Records contained in a dataset
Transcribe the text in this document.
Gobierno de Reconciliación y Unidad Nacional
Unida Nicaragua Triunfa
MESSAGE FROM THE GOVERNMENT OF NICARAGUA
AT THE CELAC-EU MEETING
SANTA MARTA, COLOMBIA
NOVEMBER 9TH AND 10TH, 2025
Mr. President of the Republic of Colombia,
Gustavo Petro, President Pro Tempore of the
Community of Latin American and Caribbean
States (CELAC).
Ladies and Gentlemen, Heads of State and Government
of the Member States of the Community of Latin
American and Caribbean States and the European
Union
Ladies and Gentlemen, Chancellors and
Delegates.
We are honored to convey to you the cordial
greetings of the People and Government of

Work to do => Search the data for the word "President" and copy each line where it appears.

Response =>
Mr. President of the Republic of Colombia,
Gustavo Petro, President Pro Tempore of the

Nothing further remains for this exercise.